→ **Task objective**:
In the following material, identify every line holding the string "taskbar" and return it.

→ **Given information**:
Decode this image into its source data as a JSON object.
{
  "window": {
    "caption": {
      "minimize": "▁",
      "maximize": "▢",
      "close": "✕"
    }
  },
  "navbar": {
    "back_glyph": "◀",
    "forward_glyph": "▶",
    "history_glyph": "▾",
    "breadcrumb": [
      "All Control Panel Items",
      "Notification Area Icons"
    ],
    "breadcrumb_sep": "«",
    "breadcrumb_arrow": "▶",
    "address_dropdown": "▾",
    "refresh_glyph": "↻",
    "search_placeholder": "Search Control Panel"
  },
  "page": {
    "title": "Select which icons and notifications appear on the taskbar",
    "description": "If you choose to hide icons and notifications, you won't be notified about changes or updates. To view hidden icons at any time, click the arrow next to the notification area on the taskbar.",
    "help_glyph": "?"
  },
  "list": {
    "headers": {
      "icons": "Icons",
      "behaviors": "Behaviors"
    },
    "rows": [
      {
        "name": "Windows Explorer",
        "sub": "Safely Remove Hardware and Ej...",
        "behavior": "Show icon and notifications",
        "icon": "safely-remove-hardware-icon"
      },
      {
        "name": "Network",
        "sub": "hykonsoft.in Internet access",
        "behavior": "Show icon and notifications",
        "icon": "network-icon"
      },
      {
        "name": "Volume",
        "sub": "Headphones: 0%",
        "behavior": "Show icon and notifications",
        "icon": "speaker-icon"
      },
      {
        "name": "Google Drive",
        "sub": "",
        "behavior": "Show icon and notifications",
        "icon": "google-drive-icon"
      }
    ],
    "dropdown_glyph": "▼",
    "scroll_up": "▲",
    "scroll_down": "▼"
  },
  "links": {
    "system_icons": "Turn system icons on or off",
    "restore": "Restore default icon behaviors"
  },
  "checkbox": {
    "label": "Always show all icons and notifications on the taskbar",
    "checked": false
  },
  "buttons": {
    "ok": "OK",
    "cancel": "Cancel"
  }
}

→ **Final answer**:
    "title": "Select which icons and notifications appear on the taskbar",
    "description": "If you choose to hide icons and notifications, you won't be notified about changes or updates. To view hidden icons at any time, click the arrow next to the notification area on the taskbar.",
    "label": "Always show all icons and notifications on the taskbar",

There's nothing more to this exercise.